Reproduce every one of the rows below word for word, omitting the pictures from your reply.

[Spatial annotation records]
———

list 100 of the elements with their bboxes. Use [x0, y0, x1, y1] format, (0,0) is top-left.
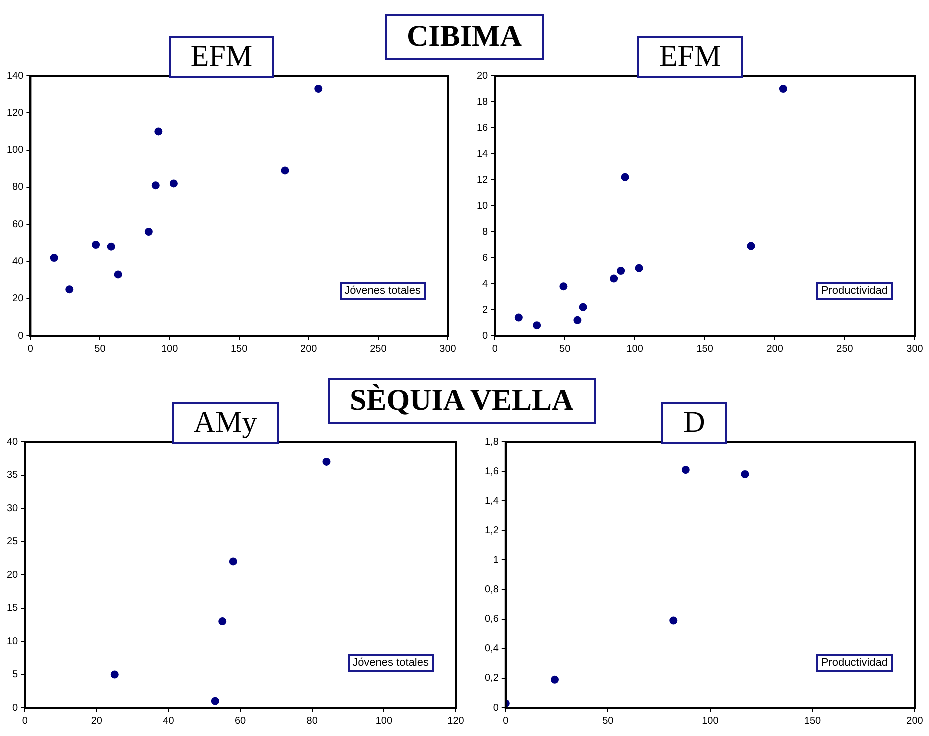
x-tick-label: 250 — [370, 344, 388, 355]
point — [281, 166, 290, 175]
y-tick-label: 20 — [477, 70, 489, 82]
point — [682, 466, 690, 474]
y-tick-label: 0 — [12, 702, 19, 714]
chart-title: AMy — [172, 402, 280, 444]
y-tick-label: 4 — [482, 278, 489, 290]
point — [50, 254, 58, 262]
x-tick-label: 200 — [766, 344, 784, 355]
annotation: Jóvenes totales — [348, 654, 434, 672]
point — [110, 670, 119, 679]
y-tick-label: 0,2 — [484, 673, 500, 684]
y-tick-label: 1,6 — [484, 466, 500, 478]
x-tick-label: 150 — [231, 344, 248, 355]
y-tick-label: 1,4 — [484, 496, 500, 507]
x-tick-label: 0 — [28, 344, 34, 355]
y-tick-label: 0 — [482, 330, 489, 342]
y-tick-label: 60 — [12, 219, 24, 230]
y-tick-label: 5 — [12, 670, 19, 680]
x-tick-label: 150 — [804, 716, 822, 727]
y-tick-label: 80 — [12, 182, 24, 194]
chart-subtitle: CIBIMA — [385, 14, 544, 60]
point — [218, 618, 227, 626]
point — [574, 316, 582, 324]
point — [550, 676, 559, 684]
point — [66, 286, 74, 294]
point — [779, 85, 788, 93]
y-tick-label: 12 — [477, 174, 489, 186]
y-tick-label: 40 — [7, 436, 19, 448]
point — [617, 267, 626, 275]
x-tick-label: 100 — [702, 716, 720, 727]
y-tick-label: 14 — [477, 148, 489, 160]
annotation: Jóvenes totales — [340, 282, 426, 300]
x-tick-label: 250 — [836, 344, 854, 355]
point — [154, 128, 163, 136]
y-tick-label: 40 — [12, 256, 24, 268]
x-tick-label: 300 — [906, 344, 924, 355]
chart-title: D — [662, 402, 728, 444]
y-tick-label: 16 — [477, 122, 489, 134]
x-tick-label: 120 — [448, 716, 465, 727]
point — [747, 242, 756, 250]
y-tick-label: 35 — [7, 470, 19, 481]
point — [170, 180, 178, 188]
point — [635, 264, 644, 272]
y-tick-label: 18 — [477, 96, 489, 108]
point — [114, 270, 122, 279]
x-tick-label: 40 — [163, 716, 175, 727]
x-tick-label: 100 — [161, 344, 179, 355]
point — [610, 274, 618, 283]
x-tick-label: 150 — [696, 344, 714, 355]
point — [211, 697, 220, 706]
point — [322, 458, 331, 466]
y-tick-label: 30 — [7, 503, 19, 514]
point — [533, 322, 542, 330]
x-tick-label: 100 — [626, 344, 644, 355]
y-tick-label: 0,4 — [484, 644, 500, 655]
x-tick-label: 200 — [906, 716, 924, 727]
point — [621, 173, 630, 182]
y-tick-label: 2 — [482, 304, 489, 316]
y-tick-label: 20 — [12, 294, 24, 305]
annotation: Productividad — [816, 282, 893, 300]
chart-title: EFM — [637, 36, 744, 78]
y-tick-label: 120 — [6, 108, 24, 119]
point — [144, 228, 153, 236]
x-tick-label: 50 — [560, 344, 572, 355]
x-tick-label: 50 — [94, 344, 106, 355]
y-tick-label: 1 — [493, 554, 500, 566]
point — [579, 303, 588, 312]
point — [314, 85, 323, 93]
y-tick-label: 10 — [477, 200, 489, 212]
x-tick-label: 200 — [300, 344, 318, 355]
x-tick-label: 300 — [440, 344, 457, 355]
y-tick-label: 25 — [7, 536, 19, 548]
x-tick-label: 50 — [602, 716, 614, 727]
point — [229, 558, 238, 566]
x-tick-label: 100 — [376, 716, 393, 727]
y-tick-label: 140 — [6, 70, 24, 82]
y-tick-label: 0,8 — [484, 584, 500, 596]
y-tick-label: 20 — [7, 570, 19, 581]
y-tick-label: 1,8 — [484, 436, 500, 448]
chart-title: EFM — [168, 36, 275, 78]
y-tick-label: 10 — [7, 636, 19, 648]
y-tick-label: 15 — [7, 603, 19, 614]
x-tick-label: 60 — [235, 716, 247, 727]
y-tick-label: 0 — [18, 330, 24, 342]
y-tick-label: 100 — [6, 145, 24, 156]
point — [107, 242, 116, 251]
point — [741, 470, 750, 479]
x-tick-label: 20 — [91, 716, 103, 727]
point — [670, 616, 678, 625]
point — [92, 241, 100, 249]
chart-subtitle: SÈQUIA VELLA — [328, 378, 596, 424]
y-tick-label: 0,6 — [484, 614, 500, 626]
point — [560, 282, 568, 291]
y-tick-label: 6 — [482, 252, 489, 264]
y-tick-label: 0 — [493, 702, 500, 714]
point — [514, 314, 523, 322]
annotation: Productividad — [816, 654, 893, 672]
y-tick-label: 8 — [482, 226, 489, 238]
y-tick-label: 1,2 — [484, 525, 500, 536]
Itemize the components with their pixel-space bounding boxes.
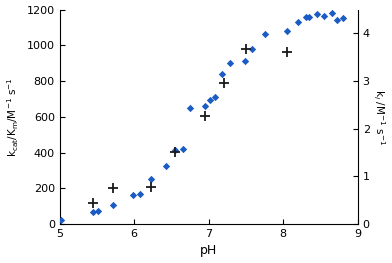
Point bbox=[180, 147, 186, 151]
Point bbox=[284, 29, 290, 33]
Point bbox=[303, 15, 309, 19]
Point bbox=[147, 177, 154, 181]
Point bbox=[137, 191, 143, 196]
Point bbox=[212, 95, 218, 99]
Point bbox=[58, 218, 64, 222]
Point bbox=[110, 186, 116, 190]
Y-axis label: k$_\mathrm{cat}$/K$_\mathrm{m}$/M$^{-1}$ s$^{-1}$: k$_\mathrm{cat}$/K$_\mathrm{m}$/M$^{-1}$… bbox=[5, 77, 21, 157]
Point bbox=[162, 164, 169, 168]
Point bbox=[130, 193, 136, 198]
Point bbox=[147, 185, 154, 189]
Point bbox=[249, 47, 255, 51]
Point bbox=[172, 149, 178, 154]
Point bbox=[219, 72, 225, 76]
Point bbox=[227, 61, 233, 65]
Point bbox=[207, 98, 213, 102]
Point bbox=[202, 114, 208, 118]
Point bbox=[95, 209, 102, 213]
Point bbox=[241, 59, 248, 63]
Point bbox=[314, 12, 320, 16]
Point bbox=[172, 148, 178, 152]
Point bbox=[334, 18, 340, 22]
Point bbox=[110, 203, 116, 207]
Point bbox=[90, 210, 96, 215]
Point bbox=[328, 11, 335, 15]
Y-axis label: k$_i$ /M$^{-1}$ s$^{-1}$: k$_i$ /M$^{-1}$ s$^{-1}$ bbox=[371, 89, 387, 145]
Point bbox=[295, 20, 301, 24]
Point bbox=[243, 47, 249, 51]
Point bbox=[202, 104, 208, 108]
X-axis label: pH: pH bbox=[200, 244, 218, 257]
Point bbox=[221, 81, 227, 85]
Point bbox=[261, 32, 268, 36]
Point bbox=[340, 16, 346, 20]
Point bbox=[90, 201, 96, 205]
Point bbox=[321, 14, 327, 18]
Point bbox=[284, 50, 290, 54]
Point bbox=[306, 15, 312, 19]
Point bbox=[187, 106, 193, 110]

———

→ **ANSWER TO THIS EXERCISE**:
list 100 of the elements with their bboxes. Use [x0, y0, x1, y1] format, (0,0) is top-left.
x-tick-label: 250 — [370, 344, 388, 355]
point — [281, 166, 290, 175]
y-tick-label: 20 — [477, 70, 489, 82]
point — [682, 466, 690, 474]
y-tick-label: 0 — [12, 702, 19, 714]
chart-title: AMy — [172, 402, 280, 444]
y-tick-label: 4 — [482, 278, 489, 290]
point — [50, 254, 58, 262]
x-tick-label: 200 — [766, 344, 784, 355]
annotation: Jóvenes totales — [348, 654, 434, 672]
point — [110, 670, 119, 679]
y-tick-label: 0,2 — [484, 673, 500, 684]
y-tick-label: 1,6 — [484, 466, 500, 478]
x-tick-label: 150 — [231, 344, 248, 355]
y-tick-label: 1,4 — [484, 496, 500, 507]
x-tick-label: 0 — [28, 344, 34, 355]
y-tick-label: 0 — [482, 330, 489, 342]
y-tick-label: 60 — [12, 219, 24, 230]
y-tick-label: 5 — [12, 670, 19, 680]
x-tick-label: 150 — [804, 716, 822, 727]
y-tick-label: 80 — [12, 182, 24, 194]
chart-subtitle: CIBIMA — [385, 14, 544, 60]
point — [218, 618, 227, 626]
point — [574, 316, 582, 324]
point — [550, 676, 559, 684]
point — [66, 286, 74, 294]
point — [779, 85, 788, 93]
y-tick-label: 12 — [477, 174, 489, 186]
y-tick-label: 40 — [7, 436, 19, 448]
point — [617, 267, 626, 275]
x-tick-label: 100 — [702, 716, 720, 727]
y-tick-label: 14 — [477, 148, 489, 160]
annotation: Jóvenes totales — [340, 282, 426, 300]
x-tick-label: 250 — [836, 344, 854, 355]
point — [154, 128, 163, 136]
y-tick-label: 40 — [12, 256, 24, 268]
x-tick-label: 300 — [906, 344, 924, 355]
chart-title: D — [662, 402, 728, 444]
y-tick-label: 16 — [477, 122, 489, 134]
x-tick-label: 120 — [448, 716, 465, 727]
point — [747, 242, 756, 250]
y-tick-label: 35 — [7, 470, 19, 481]
point — [170, 180, 178, 188]
point — [635, 264, 644, 272]
y-tick-label: 18 — [477, 96, 489, 108]
point — [114, 270, 122, 279]
x-tick-label: 40 — [163, 716, 175, 727]
x-tick-label: 100 — [161, 344, 179, 355]
point — [610, 274, 618, 283]
x-tick-label: 150 — [696, 344, 714, 355]
point — [211, 697, 220, 706]
point — [322, 458, 331, 466]
y-tick-label: 30 — [7, 503, 19, 514]
point — [533, 322, 542, 330]
x-tick-label: 100 — [626, 344, 644, 355]
y-tick-label: 0,4 — [484, 644, 500, 655]
x-tick-label: 200 — [906, 716, 924, 727]
point — [621, 173, 630, 182]
y-tick-label: 2 — [482, 304, 489, 316]
y-tick-label: 20 — [12, 294, 24, 305]
annotation: Productividad — [816, 282, 893, 300]
chart-title: EFM — [637, 36, 744, 78]
y-tick-label: 120 — [6, 108, 24, 119]
point — [144, 228, 153, 236]
x-tick-label: 50 — [560, 344, 572, 355]
x-tick-label: 50 — [94, 344, 106, 355]
y-tick-label: 1 — [493, 554, 500, 566]
point — [579, 303, 588, 312]
point — [314, 85, 323, 93]
y-tick-label: 10 — [477, 200, 489, 212]
x-tick-label: 200 — [300, 344, 318, 355]
x-tick-label: 300 — [440, 344, 457, 355]
y-tick-label: 25 — [7, 536, 19, 548]
x-tick-label: 50 — [602, 716, 614, 727]
point — [229, 558, 238, 566]
x-tick-label: 100 — [376, 716, 393, 727]
y-tick-label: 140 — [6, 70, 24, 82]
y-tick-label: 0,8 — [484, 584, 500, 596]
y-tick-label: 20 — [7, 570, 19, 581]
y-tick-label: 1,8 — [484, 436, 500, 448]
chart-title: EFM — [168, 36, 275, 78]
y-tick-label: 10 — [7, 636, 19, 648]
y-tick-label: 15 — [7, 603, 19, 614]
x-tick-label: 60 — [235, 716, 247, 727]
y-tick-label: 0 — [18, 330, 24, 342]
y-tick-label: 100 — [6, 145, 24, 156]
point — [107, 242, 116, 251]
point — [741, 470, 750, 479]
x-tick-label: 20 — [91, 716, 103, 727]
point — [670, 616, 678, 625]
point — [92, 241, 100, 249]
chart-subtitle: SÈQUIA VELLA — [328, 378, 596, 424]
y-tick-label: 0,6 — [484, 614, 500, 626]
point — [560, 282, 568, 291]
y-tick-label: 6 — [482, 252, 489, 264]
y-tick-label: 0 — [493, 702, 500, 714]
point — [514, 314, 523, 322]
annotation: Productividad — [816, 654, 893, 672]
y-tick-label: 8 — [482, 226, 489, 238]
y-tick-label: 1,2 — [484, 525, 500, 536]
Itemize the components with their pixel-space bounding boxes.
Point bbox=[180, 147, 186, 151]
Point bbox=[284, 29, 290, 33]
Point bbox=[303, 15, 309, 19]
Point bbox=[147, 177, 154, 181]
Point bbox=[137, 191, 143, 196]
Point bbox=[212, 95, 218, 99]
Point bbox=[58, 218, 64, 222]
Point bbox=[110, 186, 116, 190]
Y-axis label: k$_\mathrm{cat}$/K$_\mathrm{m}$/M$^{-1}$ s$^{-1}$: k$_\mathrm{cat}$/K$_\mathrm{m}$/M$^{-1}$… bbox=[5, 77, 21, 157]
Point bbox=[162, 164, 169, 168]
Point bbox=[130, 193, 136, 198]
Point bbox=[147, 185, 154, 189]
Point bbox=[249, 47, 255, 51]
Point bbox=[172, 149, 178, 154]
Point bbox=[219, 72, 225, 76]
Point bbox=[227, 61, 233, 65]
Point bbox=[207, 98, 213, 102]
Point bbox=[202, 114, 208, 118]
Point bbox=[95, 209, 102, 213]
Point bbox=[241, 59, 248, 63]
Point bbox=[314, 12, 320, 16]
Point bbox=[172, 148, 178, 152]
Point bbox=[334, 18, 340, 22]
Point bbox=[110, 203, 116, 207]
Point bbox=[90, 210, 96, 215]
Point bbox=[328, 11, 335, 15]
Y-axis label: k$_i$ /M$^{-1}$ s$^{-1}$: k$_i$ /M$^{-1}$ s$^{-1}$ bbox=[371, 89, 387, 145]
Point bbox=[295, 20, 301, 24]
Point bbox=[243, 47, 249, 51]
Point bbox=[202, 104, 208, 108]
X-axis label: pH: pH bbox=[200, 244, 218, 257]
Point bbox=[221, 81, 227, 85]
Point bbox=[261, 32, 268, 36]
Point bbox=[340, 16, 346, 20]
Point bbox=[90, 201, 96, 205]
Point bbox=[321, 14, 327, 18]
Point bbox=[284, 50, 290, 54]
Point bbox=[306, 15, 312, 19]
Point bbox=[187, 106, 193, 110]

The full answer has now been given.